▶ [What you have to do] An exact reproduction of the records is required, with all images left out.

# Start of Material for this task

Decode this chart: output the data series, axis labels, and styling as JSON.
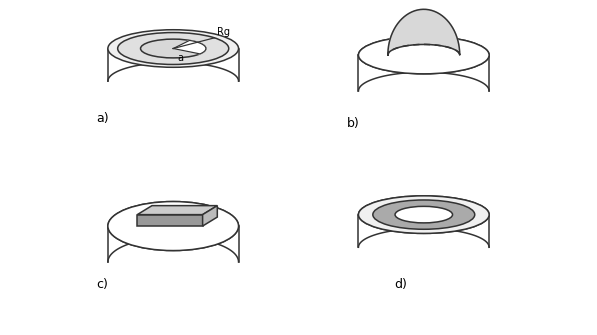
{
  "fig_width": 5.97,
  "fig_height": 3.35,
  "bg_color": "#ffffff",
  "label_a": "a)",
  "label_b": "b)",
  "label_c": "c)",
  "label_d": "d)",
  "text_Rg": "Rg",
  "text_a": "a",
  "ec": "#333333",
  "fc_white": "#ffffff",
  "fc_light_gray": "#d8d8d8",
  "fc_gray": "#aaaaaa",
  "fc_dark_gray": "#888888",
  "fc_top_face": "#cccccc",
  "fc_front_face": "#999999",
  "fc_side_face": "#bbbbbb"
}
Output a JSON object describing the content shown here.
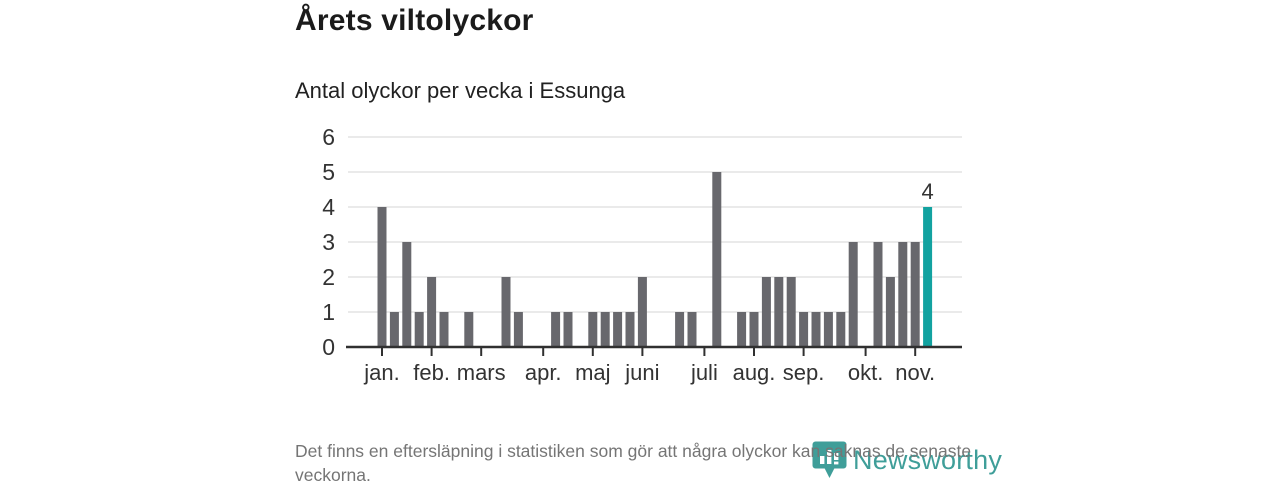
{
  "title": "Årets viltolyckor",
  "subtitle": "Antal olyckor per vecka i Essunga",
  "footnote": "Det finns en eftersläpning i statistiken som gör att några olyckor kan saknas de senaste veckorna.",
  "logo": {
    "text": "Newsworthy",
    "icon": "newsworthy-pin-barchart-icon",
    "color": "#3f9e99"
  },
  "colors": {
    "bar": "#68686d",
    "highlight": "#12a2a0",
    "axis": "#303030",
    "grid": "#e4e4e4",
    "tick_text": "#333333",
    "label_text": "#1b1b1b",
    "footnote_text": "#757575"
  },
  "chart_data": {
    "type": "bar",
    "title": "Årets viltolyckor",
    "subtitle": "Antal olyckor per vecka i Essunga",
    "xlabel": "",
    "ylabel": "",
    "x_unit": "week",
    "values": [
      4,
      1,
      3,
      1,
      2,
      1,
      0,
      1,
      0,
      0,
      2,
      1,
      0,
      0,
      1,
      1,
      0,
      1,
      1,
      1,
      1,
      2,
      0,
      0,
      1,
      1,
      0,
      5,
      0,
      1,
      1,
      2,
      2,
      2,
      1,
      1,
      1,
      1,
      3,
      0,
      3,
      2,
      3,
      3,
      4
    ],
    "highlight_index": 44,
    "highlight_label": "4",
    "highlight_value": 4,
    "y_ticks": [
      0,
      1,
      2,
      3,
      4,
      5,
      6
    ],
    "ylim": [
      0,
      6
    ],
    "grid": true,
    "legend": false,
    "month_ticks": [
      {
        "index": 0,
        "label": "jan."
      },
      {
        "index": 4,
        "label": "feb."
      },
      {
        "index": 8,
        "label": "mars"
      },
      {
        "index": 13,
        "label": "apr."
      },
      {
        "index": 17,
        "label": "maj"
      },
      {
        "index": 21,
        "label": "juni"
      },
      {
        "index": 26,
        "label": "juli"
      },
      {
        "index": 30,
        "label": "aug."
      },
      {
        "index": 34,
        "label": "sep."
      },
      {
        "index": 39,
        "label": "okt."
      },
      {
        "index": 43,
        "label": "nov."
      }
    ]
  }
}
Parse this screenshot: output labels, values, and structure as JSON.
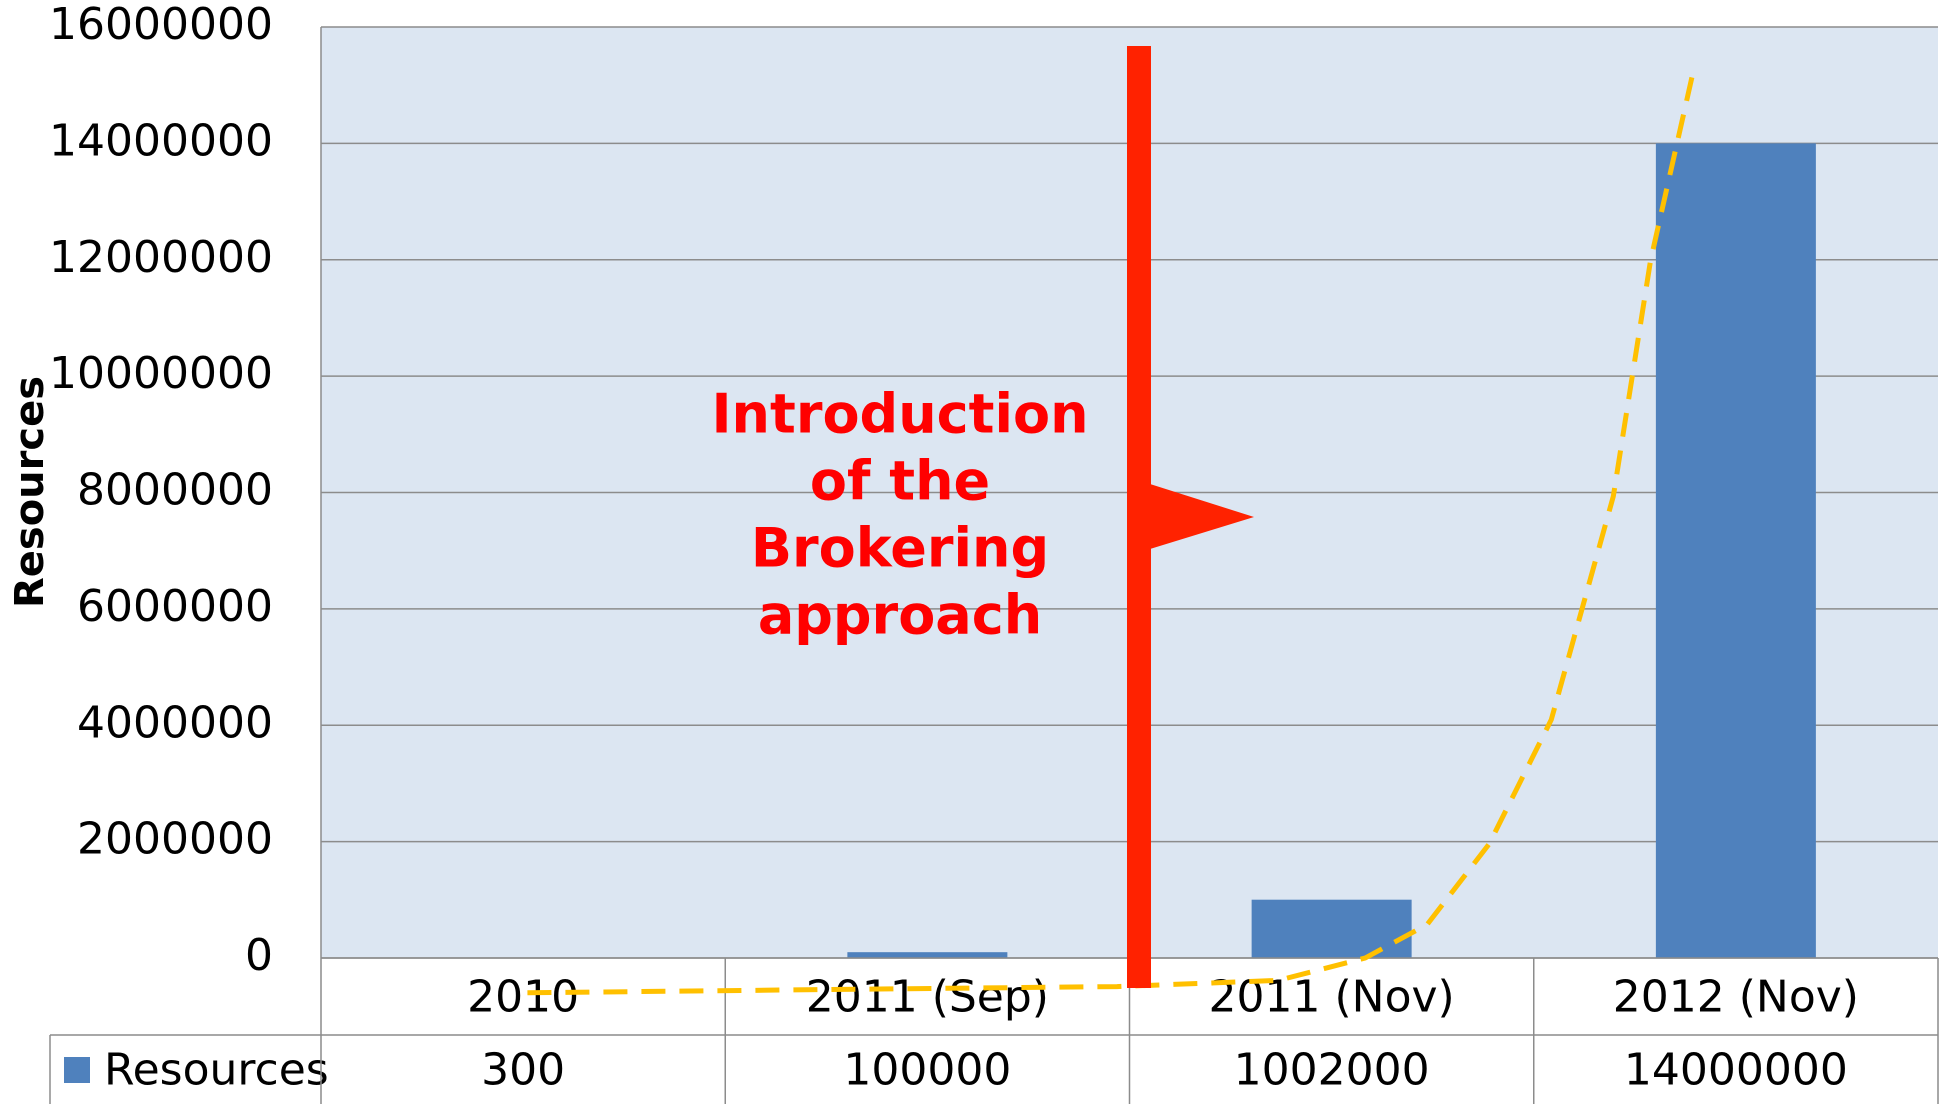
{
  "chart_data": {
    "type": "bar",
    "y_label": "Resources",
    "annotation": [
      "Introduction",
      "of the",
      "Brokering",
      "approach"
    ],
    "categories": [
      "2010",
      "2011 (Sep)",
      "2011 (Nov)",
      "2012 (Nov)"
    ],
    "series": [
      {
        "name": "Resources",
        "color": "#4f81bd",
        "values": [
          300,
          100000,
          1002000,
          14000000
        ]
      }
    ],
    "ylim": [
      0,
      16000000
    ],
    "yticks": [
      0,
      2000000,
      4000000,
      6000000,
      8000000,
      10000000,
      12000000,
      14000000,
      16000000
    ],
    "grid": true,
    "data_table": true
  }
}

# End of Material for this task

▶ [Reply]
Decode this chart: output the data series, axis labels, and styling as JSON.
{
  "fig_width": 5.97,
  "fig_height": 3.35,
  "bg_color": "#ffffff",
  "label_a": "a)",
  "label_b": "b)",
  "label_c": "c)",
  "label_d": "d)",
  "text_Rg": "Rg",
  "text_a": "a",
  "ec": "#333333",
  "fc_white": "#ffffff",
  "fc_light_gray": "#d8d8d8",
  "fc_gray": "#aaaaaa",
  "fc_dark_gray": "#888888",
  "fc_top_face": "#cccccc",
  "fc_front_face": "#999999",
  "fc_side_face": "#bbbbbb"
}
Output a JSON object describing the content shown here.
{
  "title": "Årets viltolyckor",
  "subtitle": "Antal olyckor per vecka i Essunga",
  "footnote": "Det finns en eftersläpning i statistiken som gör att några olyckor kan saknas de senaste veckorna.",
  "logo": {
    "text": "Newsworthy",
    "icon": "newsworthy-pin-barchart-icon",
    "color": "#3f9e99"
  },
  "colors": {
    "bar": "#68686d",
    "highlight": "#12a2a0",
    "axis": "#303030",
    "grid": "#e4e4e4",
    "tick_text": "#333333",
    "label_text": "#1b1b1b",
    "footnote_text": "#757575"
  },
  "chart_data": {
    "type": "bar",
    "title": "Årets viltolyckor",
    "subtitle": "Antal olyckor per vecka i Essunga",
    "xlabel": "",
    "ylabel": "",
    "x_unit": "week",
    "values": [
      4,
      1,
      3,
      1,
      2,
      1,
      0,
      1,
      0,
      0,
      2,
      1,
      0,
      0,
      1,
      1,
      0,
      1,
      1,
      1,
      1,
      2,
      0,
      0,
      1,
      1,
      0,
      5,
      0,
      1,
      1,
      2,
      2,
      2,
      1,
      1,
      1,
      1,
      3,
      0,
      3,
      2,
      3,
      3,
      4
    ],
    "highlight_index": 44,
    "highlight_label": "4",
    "highlight_value": 4,
    "y_ticks": [
      0,
      1,
      2,
      3,
      4,
      5,
      6
    ],
    "ylim": [
      0,
      6
    ],
    "grid": true,
    "legend": false,
    "month_ticks": [
      {
        "index": 0,
        "label": "jan."
      },
      {
        "index": 4,
        "label": "feb."
      },
      {
        "index": 8,
        "label": "mars"
      },
      {
        "index": 13,
        "label": "apr."
      },
      {
        "index": 17,
        "label": "maj"
      },
      {
        "index": 21,
        "label": "juni"
      },
      {
        "index": 26,
        "label": "juli"
      },
      {
        "index": 30,
        "label": "aug."
      },
      {
        "index": 34,
        "label": "sep."
      },
      {
        "index": 39,
        "label": "okt."
      },
      {
        "index": 43,
        "label": "nov."
      }
    ]
  }
}
Parse this screenshot: output labels, values, and structure as JSON.
{
  "chart_data": {
    "type": "bar",
    "y_label": "Resources",
    "annotation": [
      "Introduction",
      "of the",
      "Brokering",
      "approach"
    ],
    "categories": [
      "2010",
      "2011 (Sep)",
      "2011 (Nov)",
      "2012 (Nov)"
    ],
    "series": [
      {
        "name": "Resources",
        "color": "#4f81bd",
        "values": [
          300,
          100000,
          1002000,
          14000000
        ]
      }
    ],
    "ylim": [
      0,
      16000000
    ],
    "yticks": [
      0,
      2000000,
      4000000,
      6000000,
      8000000,
      10000000,
      12000000,
      14000000,
      16000000
    ],
    "grid": true,
    "data_table": true
  }
}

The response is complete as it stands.